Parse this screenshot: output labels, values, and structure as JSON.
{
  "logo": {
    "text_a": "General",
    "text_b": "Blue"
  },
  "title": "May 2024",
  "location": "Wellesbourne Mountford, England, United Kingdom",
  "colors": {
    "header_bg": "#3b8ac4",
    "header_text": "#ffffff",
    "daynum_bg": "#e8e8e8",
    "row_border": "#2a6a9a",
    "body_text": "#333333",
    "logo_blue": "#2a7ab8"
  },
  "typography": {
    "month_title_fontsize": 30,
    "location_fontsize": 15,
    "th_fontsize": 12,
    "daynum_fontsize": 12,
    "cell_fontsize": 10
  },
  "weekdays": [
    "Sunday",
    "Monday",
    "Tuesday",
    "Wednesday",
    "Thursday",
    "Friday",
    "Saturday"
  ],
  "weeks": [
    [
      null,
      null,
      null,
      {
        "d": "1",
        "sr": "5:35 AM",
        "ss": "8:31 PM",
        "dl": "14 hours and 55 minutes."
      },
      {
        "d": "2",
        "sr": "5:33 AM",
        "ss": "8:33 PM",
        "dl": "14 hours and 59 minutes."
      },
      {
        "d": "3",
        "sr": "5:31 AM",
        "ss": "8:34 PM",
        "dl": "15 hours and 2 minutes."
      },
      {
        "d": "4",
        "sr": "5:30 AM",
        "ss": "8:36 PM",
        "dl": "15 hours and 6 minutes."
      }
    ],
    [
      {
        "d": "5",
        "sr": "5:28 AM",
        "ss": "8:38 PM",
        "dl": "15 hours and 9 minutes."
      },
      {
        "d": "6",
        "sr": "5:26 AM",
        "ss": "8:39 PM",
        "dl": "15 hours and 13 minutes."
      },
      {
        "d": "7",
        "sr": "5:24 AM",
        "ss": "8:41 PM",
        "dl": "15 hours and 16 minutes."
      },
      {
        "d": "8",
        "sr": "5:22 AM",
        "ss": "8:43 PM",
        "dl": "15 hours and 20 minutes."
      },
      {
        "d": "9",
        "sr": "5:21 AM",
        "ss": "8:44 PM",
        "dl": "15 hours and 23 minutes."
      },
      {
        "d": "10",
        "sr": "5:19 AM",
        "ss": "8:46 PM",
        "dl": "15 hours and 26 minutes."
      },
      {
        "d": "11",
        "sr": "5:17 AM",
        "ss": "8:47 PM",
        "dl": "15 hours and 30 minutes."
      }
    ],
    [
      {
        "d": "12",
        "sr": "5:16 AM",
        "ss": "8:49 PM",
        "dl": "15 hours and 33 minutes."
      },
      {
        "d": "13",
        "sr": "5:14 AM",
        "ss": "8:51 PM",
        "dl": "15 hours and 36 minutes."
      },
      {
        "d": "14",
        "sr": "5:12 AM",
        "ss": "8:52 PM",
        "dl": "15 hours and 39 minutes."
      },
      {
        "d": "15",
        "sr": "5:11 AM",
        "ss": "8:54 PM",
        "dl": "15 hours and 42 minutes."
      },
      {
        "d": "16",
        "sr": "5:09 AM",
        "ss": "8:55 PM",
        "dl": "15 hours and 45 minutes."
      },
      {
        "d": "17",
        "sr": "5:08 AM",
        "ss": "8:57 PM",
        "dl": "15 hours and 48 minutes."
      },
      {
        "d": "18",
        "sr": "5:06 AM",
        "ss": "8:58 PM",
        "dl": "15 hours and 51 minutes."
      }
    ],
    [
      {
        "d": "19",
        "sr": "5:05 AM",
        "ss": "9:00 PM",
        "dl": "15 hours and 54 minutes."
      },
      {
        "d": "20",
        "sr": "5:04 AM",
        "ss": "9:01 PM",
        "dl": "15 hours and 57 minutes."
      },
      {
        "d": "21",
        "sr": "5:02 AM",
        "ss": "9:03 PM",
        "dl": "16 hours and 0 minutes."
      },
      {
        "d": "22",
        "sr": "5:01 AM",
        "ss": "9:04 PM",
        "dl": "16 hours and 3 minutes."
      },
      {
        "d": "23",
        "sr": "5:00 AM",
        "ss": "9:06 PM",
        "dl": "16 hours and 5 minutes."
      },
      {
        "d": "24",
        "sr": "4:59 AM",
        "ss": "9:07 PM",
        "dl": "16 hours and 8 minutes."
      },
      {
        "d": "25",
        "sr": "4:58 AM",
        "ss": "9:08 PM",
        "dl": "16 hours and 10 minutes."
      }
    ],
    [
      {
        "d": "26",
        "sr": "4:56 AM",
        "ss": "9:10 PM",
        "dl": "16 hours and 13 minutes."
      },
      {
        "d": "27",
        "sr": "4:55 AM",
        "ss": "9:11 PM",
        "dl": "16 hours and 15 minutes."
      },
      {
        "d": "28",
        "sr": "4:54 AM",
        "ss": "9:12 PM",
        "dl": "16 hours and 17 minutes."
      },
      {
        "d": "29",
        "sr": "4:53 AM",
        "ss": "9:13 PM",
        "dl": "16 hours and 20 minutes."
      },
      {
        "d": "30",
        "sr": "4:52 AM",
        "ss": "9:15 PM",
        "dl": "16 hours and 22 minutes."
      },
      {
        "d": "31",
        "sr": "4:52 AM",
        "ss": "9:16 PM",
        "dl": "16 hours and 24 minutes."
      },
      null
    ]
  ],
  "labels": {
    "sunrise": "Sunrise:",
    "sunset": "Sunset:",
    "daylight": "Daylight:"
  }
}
● ● ● ● ● ● ●
#### [Given problem]
Pull out all lines from the entries above in which the word "labels" appears.

#### [Solution to the exercise]
Parse this screenshot: output labels, values, and structure as JSON.
  "labels": {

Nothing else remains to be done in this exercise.